● **Supplied passage**

>> begin

Saturday, September 22, 2007

Human Cargo - Caroline Moorehead

Title: Human Cargo: A Journey Among Refugees
Author: Caroline Moorehead
Country: UK
Year: 2005
Rating: A
Pages: 397 pgs.

First sentence: One day a man in a country in Africa was arrested and accused of belonging to an illegal opposition group.

This is my last selection for the Non-fiction Five Challenge hosted by Joy at Thoughts of Joy!

It is a rarity to see a book published about refugees, and even fewer are geared towards the general public. Ever since I first heard about Human Cargo: A Journey Among Refugees, I couldn't wait to see what it held. What I found is a book interesting to both individuals who know very little about the immigration system, and those who work in the refugee field.

Although many personal accounts are included in the narrative, much of the book is an examination of the refugee protection system in various countries around the world. A large focus is on the process of being declared a refugee (although a refugee is always a refugee, it only becomes official when the UNHCR or country providing protection declares you as one), and the stories are of asylum seekers in the midst of this process (asylum seekers, or asylees in America, is the term used to describe a person whose application for protection is currently being determined). Caroline Moorehead presents facts that are concise and well-researched, while gently reminding the reader that we are talking about real people who are being treated inhumanely.

I was delighted to find a book largely about asylum seekers, since I have worked with many people in this stage of the refugee application process; it's about time their experiences after fleeing persecution are brought to light. Her argument mirrors the same stand that I took in my master's thesis on forced migration (and our sources also largely overlap, as we were apparently researching the same topic around the same time): that there is a lot of gray area in regards to the issues that cause people to flee their home, and there is not a clear-cut distinction between economic migrants and refugees. 'For him, the distinction between economic migrant and asylum seeker has little meaning, when people are driven to the margins by need: "Do people have to die in order to work? Something has to be wrong."' (p. 86)

>> end

● **Task instructions**
1. According to the Human Cargo review, which challenge is this book the last selection for?
2. Resume the Human Cargo review from the point where it stops.

● **Data segment**
>> begin

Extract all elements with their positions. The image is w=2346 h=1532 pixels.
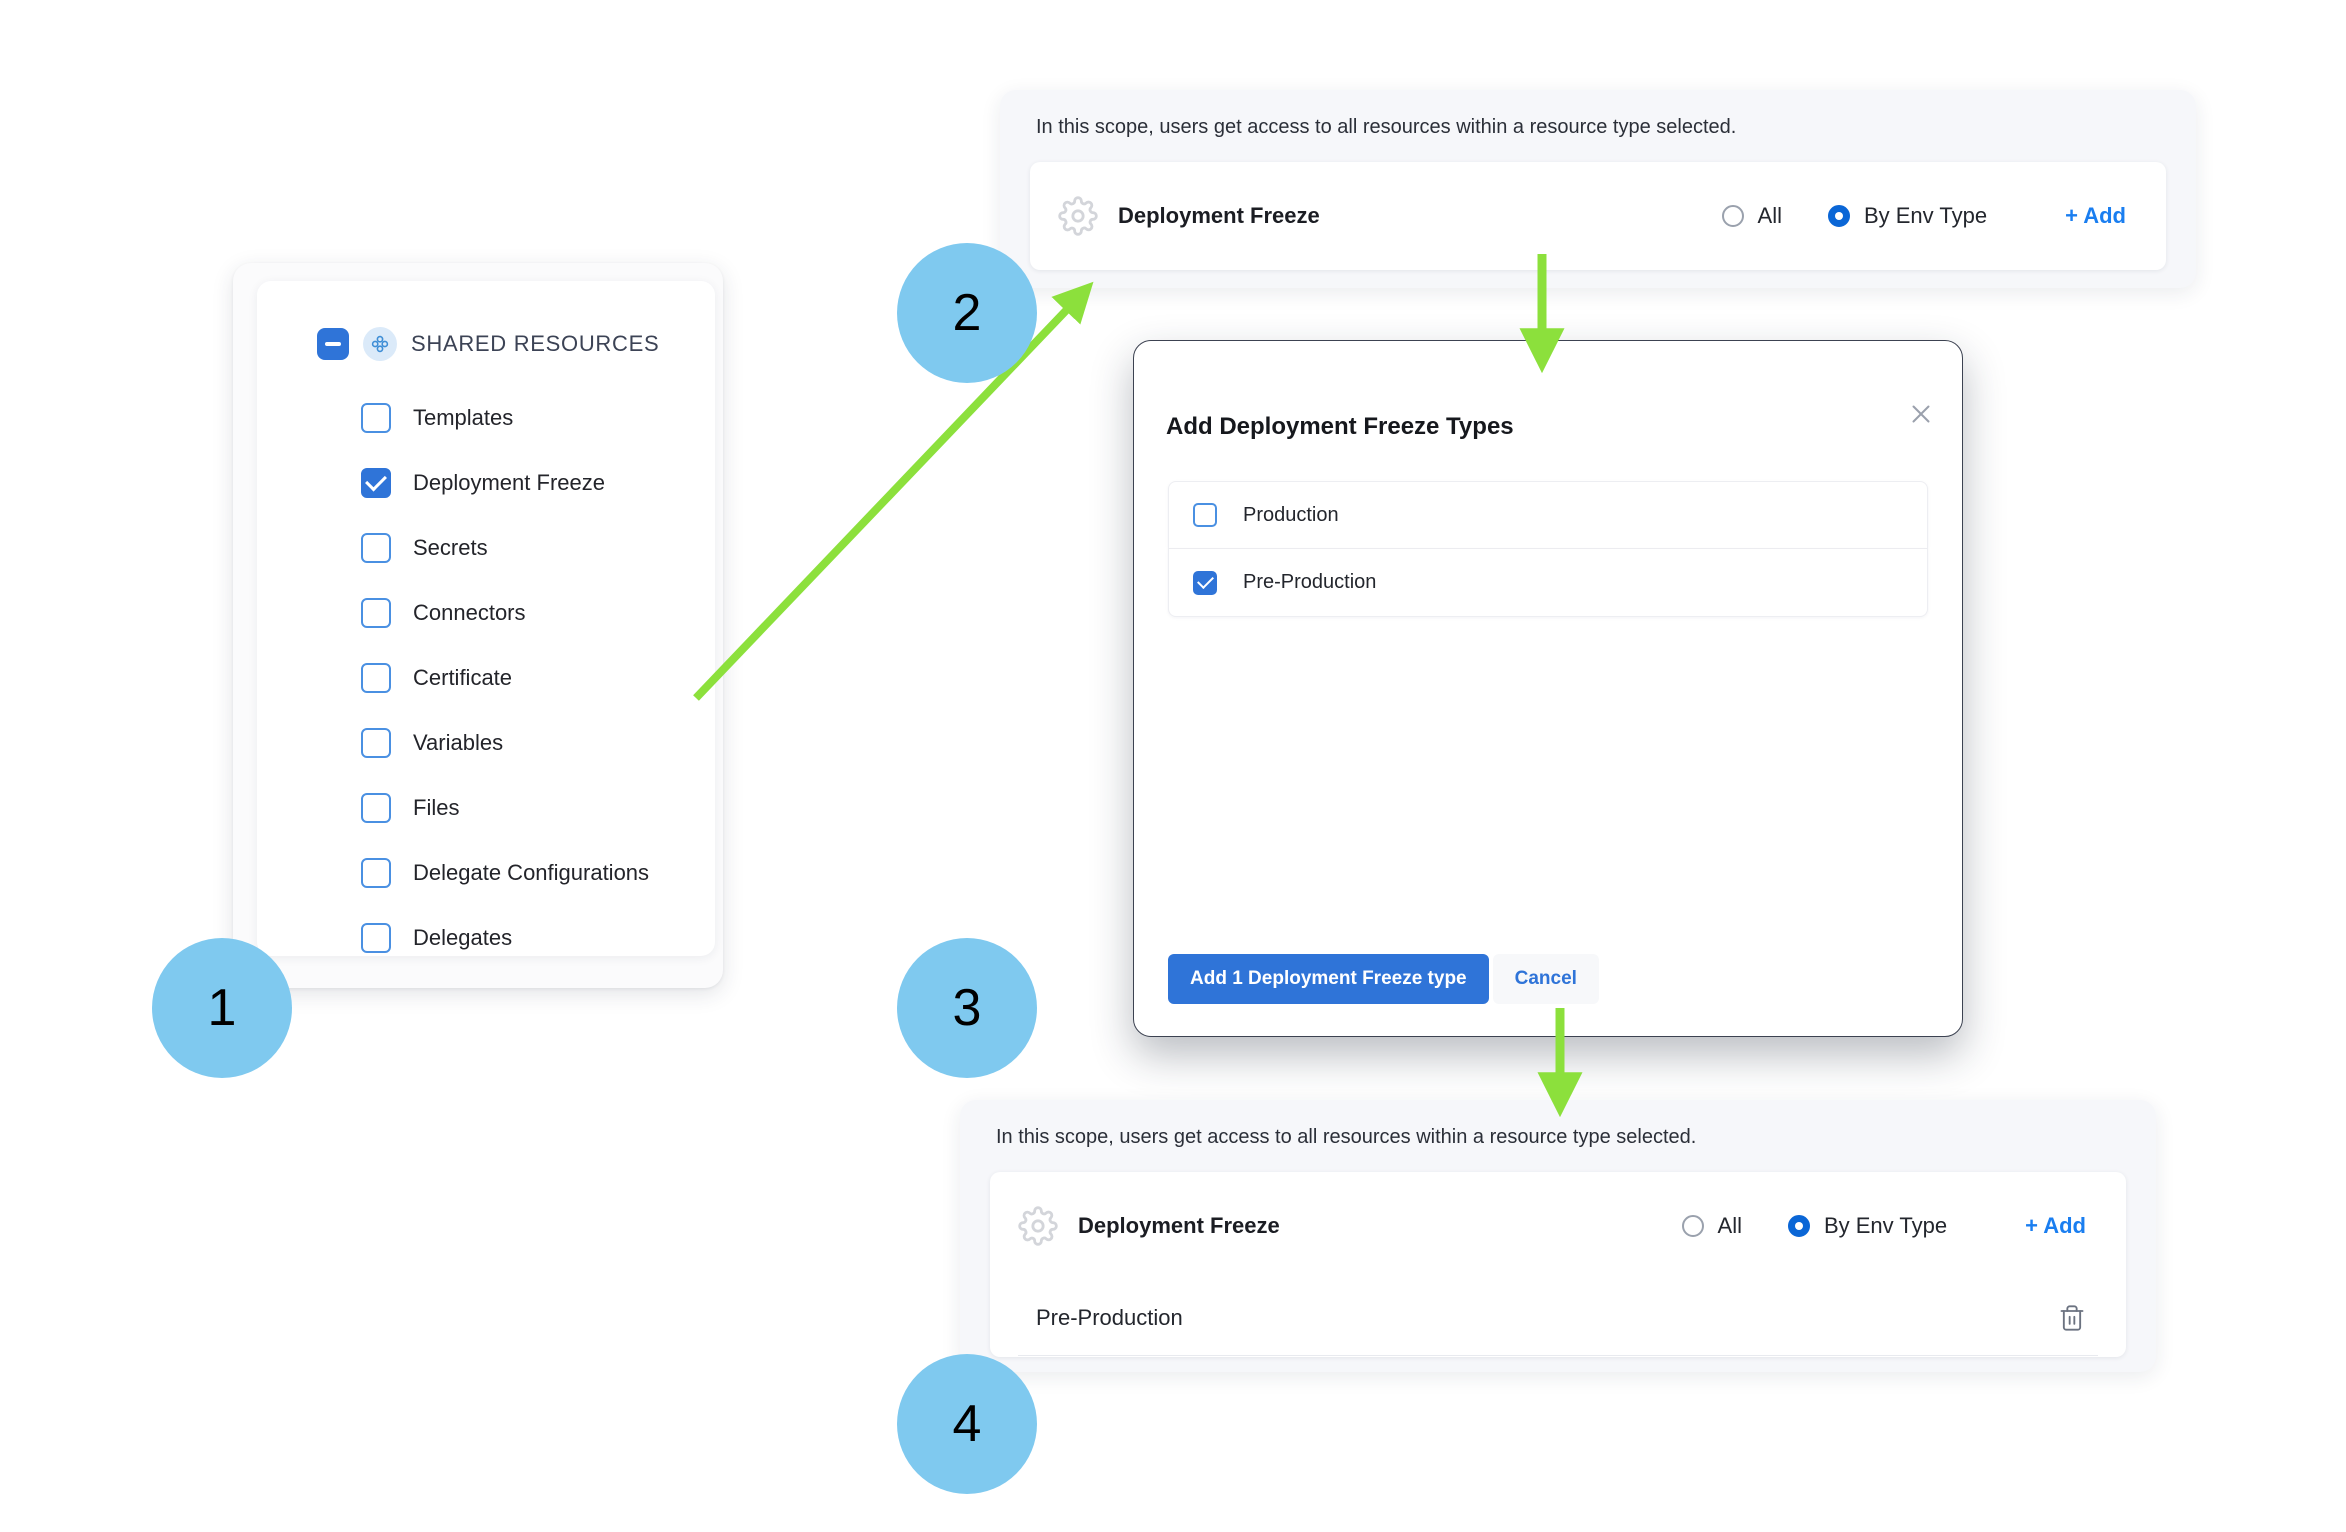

>> end

● **Set of answers**
1. The Non-fiction Five Challenge, hosted by Joy at Thoughts of Joy.

2.
The 1951 Refugee Convention, which gives the world its definition of a refugee, is outdated and needs to be changed. Moorehead also backs up my belief that came about through my work experience that the Australian government has introduced one of the most exclusionary immigration policies of any democracy (p.119). However, I was saddened, but not surprised, to see that many of the problems I witnessed in Australia and America (asylum seekers denied the right to work and support themselves, huge backlogs, difficulties with providing evidence and accessing interpreters, general feelings of aimlessness and depression) are found throughout the world, as countries make somewhat irrational distinctions between "good" refugees--those from communist countries, or those who wait in a fictional queue in a refugee camp--and "bad" refugees: asylum seekers.

The Other Lost Boys: Liberians living in limbo in Cairo:

"What these lost boys had seen and been forced to do is not something others cared to hear about." (p.10)

"What is happening in Cairo today is happening all over the world; as the funds are cut and the number of asylum seekers keeps on growing, as the West becomes more fearful and more isolated, those who man the gates in Cairo are under pressure to search ever more keenly for lies and inconsistencies, while refugees despair." (p.12)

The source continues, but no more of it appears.